- TASK GOAL
Your task is to repeat the records exactly from the line containing "OCR this image." onward, through the final line.
## Start SUPPLIED RECORDS
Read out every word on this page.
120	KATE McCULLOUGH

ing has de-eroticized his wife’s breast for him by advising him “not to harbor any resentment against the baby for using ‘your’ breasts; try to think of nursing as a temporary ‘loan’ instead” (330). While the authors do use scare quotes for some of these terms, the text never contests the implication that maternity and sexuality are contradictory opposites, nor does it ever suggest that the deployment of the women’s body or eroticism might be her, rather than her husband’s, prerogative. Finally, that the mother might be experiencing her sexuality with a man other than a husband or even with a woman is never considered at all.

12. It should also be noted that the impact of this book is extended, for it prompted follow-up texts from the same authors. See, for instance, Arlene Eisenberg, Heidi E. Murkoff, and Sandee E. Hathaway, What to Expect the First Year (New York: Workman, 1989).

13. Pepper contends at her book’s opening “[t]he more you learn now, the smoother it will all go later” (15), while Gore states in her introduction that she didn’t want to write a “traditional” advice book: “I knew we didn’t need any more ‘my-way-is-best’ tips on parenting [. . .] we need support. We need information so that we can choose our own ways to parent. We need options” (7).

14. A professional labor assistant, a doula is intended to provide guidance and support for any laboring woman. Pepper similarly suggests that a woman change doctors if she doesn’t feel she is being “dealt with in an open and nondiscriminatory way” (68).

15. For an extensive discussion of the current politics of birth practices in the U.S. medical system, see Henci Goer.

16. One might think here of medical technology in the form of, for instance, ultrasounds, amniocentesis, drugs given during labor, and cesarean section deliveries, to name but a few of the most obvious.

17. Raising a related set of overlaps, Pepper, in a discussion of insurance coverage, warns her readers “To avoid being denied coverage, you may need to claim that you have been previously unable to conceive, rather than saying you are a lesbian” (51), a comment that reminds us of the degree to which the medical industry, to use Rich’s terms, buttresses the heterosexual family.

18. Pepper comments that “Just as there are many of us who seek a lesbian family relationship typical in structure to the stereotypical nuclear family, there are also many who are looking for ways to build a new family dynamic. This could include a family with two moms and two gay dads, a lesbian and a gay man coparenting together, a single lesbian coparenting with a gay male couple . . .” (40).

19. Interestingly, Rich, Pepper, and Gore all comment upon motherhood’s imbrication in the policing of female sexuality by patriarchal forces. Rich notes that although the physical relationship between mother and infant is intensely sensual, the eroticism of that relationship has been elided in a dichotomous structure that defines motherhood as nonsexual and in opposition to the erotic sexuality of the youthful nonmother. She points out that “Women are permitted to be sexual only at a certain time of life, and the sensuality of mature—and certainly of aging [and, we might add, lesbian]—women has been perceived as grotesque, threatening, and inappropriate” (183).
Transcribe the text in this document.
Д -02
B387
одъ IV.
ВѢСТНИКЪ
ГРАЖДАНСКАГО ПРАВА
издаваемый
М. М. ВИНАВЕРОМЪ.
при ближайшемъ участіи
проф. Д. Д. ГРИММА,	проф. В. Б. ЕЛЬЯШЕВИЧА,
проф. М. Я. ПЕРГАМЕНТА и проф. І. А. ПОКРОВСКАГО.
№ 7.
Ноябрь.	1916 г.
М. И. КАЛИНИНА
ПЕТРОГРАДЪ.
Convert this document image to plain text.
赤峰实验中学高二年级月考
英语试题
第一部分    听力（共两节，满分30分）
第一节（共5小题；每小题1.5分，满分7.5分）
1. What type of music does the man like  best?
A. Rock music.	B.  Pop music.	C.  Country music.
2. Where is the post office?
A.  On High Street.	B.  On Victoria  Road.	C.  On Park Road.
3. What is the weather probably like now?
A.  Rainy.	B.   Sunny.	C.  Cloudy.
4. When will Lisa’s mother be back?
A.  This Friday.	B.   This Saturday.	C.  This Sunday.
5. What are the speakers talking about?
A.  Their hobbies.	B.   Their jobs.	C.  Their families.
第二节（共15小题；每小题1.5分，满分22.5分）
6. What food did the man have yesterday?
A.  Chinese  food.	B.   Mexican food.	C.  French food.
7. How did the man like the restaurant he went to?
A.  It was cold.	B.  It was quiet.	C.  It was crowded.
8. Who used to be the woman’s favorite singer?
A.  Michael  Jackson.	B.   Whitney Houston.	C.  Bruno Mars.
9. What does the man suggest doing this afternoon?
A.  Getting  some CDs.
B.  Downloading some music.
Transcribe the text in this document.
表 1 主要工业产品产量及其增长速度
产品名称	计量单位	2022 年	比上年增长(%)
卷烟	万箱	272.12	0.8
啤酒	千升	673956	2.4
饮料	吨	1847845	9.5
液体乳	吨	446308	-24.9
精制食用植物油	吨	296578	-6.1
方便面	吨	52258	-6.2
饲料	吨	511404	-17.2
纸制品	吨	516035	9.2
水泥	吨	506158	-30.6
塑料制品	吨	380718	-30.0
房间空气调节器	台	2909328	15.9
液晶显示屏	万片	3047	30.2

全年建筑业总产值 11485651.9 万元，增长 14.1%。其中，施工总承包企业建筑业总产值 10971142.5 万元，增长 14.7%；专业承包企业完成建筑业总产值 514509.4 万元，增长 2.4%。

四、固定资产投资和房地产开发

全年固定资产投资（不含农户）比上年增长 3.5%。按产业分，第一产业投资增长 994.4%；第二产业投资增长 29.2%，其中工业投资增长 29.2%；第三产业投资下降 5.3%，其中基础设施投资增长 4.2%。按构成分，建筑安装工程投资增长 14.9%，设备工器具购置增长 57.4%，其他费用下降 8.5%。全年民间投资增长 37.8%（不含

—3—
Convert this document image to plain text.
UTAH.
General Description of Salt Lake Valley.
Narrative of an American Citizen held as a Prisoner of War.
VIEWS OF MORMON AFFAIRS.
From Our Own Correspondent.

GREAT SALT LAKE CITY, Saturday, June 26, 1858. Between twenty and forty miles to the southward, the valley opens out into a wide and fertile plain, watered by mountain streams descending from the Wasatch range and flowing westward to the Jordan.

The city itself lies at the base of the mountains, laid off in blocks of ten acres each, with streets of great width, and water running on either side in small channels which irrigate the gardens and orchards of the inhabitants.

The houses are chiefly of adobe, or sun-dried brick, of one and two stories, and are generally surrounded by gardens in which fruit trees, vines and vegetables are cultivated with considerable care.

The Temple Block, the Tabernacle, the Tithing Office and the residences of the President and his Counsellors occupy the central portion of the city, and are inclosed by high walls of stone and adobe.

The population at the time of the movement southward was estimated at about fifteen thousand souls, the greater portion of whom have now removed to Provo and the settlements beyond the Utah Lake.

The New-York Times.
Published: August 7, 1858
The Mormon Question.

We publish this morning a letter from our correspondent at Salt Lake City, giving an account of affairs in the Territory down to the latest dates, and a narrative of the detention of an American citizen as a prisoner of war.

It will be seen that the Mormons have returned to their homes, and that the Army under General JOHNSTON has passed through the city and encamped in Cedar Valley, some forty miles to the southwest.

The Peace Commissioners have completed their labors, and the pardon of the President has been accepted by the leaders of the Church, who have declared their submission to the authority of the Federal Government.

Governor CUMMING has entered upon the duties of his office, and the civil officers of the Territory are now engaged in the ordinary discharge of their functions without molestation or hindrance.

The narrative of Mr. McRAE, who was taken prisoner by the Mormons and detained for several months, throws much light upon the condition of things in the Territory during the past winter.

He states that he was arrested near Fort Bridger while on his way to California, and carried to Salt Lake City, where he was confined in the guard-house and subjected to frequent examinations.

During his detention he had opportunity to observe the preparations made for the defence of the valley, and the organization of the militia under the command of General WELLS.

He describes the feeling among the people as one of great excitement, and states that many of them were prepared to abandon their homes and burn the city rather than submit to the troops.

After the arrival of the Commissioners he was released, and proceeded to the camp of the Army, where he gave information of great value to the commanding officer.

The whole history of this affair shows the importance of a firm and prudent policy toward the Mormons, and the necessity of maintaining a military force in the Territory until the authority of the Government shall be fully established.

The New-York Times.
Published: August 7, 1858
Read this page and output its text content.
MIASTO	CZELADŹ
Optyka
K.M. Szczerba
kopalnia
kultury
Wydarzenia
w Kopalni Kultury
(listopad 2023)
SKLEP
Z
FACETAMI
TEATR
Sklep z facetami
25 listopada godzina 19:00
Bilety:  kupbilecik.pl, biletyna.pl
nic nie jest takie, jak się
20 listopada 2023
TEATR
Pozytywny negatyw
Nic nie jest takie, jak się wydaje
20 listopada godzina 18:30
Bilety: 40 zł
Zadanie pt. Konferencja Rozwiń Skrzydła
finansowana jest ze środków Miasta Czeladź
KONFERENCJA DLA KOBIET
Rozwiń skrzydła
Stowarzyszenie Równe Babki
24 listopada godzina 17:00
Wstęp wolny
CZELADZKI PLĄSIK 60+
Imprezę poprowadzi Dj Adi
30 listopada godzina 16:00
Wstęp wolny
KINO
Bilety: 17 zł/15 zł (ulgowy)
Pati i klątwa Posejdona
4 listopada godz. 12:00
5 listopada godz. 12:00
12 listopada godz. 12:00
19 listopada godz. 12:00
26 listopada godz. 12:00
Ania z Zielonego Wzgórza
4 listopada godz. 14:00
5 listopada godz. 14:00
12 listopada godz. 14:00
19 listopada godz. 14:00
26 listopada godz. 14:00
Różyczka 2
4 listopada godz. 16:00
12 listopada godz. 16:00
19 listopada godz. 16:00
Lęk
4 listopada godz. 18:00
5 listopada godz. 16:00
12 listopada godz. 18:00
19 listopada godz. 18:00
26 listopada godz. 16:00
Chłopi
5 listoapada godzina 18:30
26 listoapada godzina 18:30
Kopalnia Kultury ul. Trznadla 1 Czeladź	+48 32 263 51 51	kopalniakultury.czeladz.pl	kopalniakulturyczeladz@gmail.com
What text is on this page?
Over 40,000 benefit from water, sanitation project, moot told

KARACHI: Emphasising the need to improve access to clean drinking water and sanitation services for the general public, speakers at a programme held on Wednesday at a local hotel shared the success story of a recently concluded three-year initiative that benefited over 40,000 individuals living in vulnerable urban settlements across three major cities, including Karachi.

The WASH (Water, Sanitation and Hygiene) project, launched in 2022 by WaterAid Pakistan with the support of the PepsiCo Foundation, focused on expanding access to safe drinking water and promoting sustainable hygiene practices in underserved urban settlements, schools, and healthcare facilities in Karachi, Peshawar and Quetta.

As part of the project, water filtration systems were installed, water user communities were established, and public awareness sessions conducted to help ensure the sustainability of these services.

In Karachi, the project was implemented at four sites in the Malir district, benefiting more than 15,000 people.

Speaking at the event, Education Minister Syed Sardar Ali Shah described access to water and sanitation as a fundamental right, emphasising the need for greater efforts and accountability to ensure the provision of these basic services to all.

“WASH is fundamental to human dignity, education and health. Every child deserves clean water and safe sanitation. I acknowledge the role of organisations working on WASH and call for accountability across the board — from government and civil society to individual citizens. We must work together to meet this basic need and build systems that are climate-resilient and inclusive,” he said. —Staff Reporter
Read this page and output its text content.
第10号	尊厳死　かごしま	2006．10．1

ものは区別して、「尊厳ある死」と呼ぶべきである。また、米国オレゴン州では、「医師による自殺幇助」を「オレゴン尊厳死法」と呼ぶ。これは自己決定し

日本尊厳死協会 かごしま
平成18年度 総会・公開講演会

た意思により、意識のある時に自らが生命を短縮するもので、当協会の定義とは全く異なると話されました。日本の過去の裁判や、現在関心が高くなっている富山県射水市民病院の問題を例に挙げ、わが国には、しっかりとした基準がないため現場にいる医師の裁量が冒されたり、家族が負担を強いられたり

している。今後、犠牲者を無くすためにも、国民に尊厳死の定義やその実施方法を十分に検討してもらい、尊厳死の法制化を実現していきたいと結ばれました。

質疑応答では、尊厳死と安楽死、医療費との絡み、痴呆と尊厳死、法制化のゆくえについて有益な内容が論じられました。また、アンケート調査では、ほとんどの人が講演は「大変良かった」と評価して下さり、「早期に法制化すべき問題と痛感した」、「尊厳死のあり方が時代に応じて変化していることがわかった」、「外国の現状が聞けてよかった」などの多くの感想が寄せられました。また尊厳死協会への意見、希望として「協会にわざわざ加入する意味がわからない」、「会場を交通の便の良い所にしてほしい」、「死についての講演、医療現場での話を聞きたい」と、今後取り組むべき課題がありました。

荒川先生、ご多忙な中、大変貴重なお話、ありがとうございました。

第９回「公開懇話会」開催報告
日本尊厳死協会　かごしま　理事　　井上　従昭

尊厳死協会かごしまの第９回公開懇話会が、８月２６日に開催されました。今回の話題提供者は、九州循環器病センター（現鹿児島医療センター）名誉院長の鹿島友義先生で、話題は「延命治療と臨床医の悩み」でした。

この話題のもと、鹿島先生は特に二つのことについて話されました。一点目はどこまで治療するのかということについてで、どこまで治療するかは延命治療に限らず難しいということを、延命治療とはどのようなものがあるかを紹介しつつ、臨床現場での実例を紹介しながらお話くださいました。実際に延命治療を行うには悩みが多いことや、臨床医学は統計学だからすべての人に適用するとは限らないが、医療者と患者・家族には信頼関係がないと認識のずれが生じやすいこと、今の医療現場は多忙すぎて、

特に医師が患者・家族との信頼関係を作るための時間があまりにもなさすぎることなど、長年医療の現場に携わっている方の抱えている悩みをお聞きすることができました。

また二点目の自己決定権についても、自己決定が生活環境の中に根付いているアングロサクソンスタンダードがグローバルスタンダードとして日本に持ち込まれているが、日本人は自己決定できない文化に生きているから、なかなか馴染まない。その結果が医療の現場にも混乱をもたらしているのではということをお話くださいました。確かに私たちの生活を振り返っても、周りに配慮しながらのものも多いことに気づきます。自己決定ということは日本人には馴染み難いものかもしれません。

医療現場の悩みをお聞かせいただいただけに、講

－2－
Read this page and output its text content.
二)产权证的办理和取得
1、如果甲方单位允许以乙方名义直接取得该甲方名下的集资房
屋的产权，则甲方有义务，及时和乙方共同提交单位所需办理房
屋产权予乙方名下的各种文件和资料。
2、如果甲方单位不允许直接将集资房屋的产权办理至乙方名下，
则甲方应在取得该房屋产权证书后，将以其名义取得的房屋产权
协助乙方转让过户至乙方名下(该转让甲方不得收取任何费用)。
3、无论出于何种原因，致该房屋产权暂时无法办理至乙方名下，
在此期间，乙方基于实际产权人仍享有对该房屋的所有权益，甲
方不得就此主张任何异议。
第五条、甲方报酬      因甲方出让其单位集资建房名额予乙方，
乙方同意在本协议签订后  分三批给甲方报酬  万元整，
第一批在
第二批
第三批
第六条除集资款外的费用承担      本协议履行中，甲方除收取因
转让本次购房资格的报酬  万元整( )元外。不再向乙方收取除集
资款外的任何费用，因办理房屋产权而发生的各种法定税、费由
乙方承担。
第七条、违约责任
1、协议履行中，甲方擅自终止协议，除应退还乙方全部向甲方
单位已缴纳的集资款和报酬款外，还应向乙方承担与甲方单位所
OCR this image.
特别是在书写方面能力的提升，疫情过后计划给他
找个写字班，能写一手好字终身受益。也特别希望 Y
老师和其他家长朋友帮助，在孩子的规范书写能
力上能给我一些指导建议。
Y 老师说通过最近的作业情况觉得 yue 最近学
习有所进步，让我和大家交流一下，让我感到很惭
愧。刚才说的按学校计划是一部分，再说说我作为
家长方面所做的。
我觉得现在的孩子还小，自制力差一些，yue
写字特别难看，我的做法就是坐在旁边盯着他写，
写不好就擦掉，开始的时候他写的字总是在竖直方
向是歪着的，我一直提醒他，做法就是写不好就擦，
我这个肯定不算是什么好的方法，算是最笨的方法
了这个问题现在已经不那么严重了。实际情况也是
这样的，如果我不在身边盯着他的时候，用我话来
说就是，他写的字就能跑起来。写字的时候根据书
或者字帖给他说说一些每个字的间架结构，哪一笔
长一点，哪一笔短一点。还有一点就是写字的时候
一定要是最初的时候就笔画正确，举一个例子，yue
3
## End SUPPLIED RECORDS
- ANSWER
OCR this image.
特别是在书写方面能力的提升，疫情过后计划给他
找个写字班，能写一手好字终身受益。也特别希望 Y
老师和其他家长朋友帮助，在孩子的规范书写能
力上能给我一些指导建议。
Y 老师说通过最近的作业情况觉得 yue 最近学
习有所进步，让我和大家交流一下，让我感到很惭
愧。刚才说的按学校计划是一部分，再说说我作为
家长方面所做的。
我觉得现在的孩子还小，自制力差一些，yue
写字特别难看，我的做法就是坐在旁边盯着他写，
写不好就擦掉，开始的时候他写的字总是在竖直方
向是歪着的，我一直提醒他，做法就是写不好就擦，
我这个肯定不算是什么好的方法，算是最笨的方法
了这个问题现在已经不那么严重了。实际情况也是
这样的，如果我不在身边盯着他的时候，用我话来
说就是，他写的字就能跑起来。写字的时候根据书
或者字帖给他说说一些每个字的间架结构，哪一笔
长一点，哪一笔短一点。还有一点就是写字的时候
一定要是最初的时候就笔画正确，举一个例子，yue
3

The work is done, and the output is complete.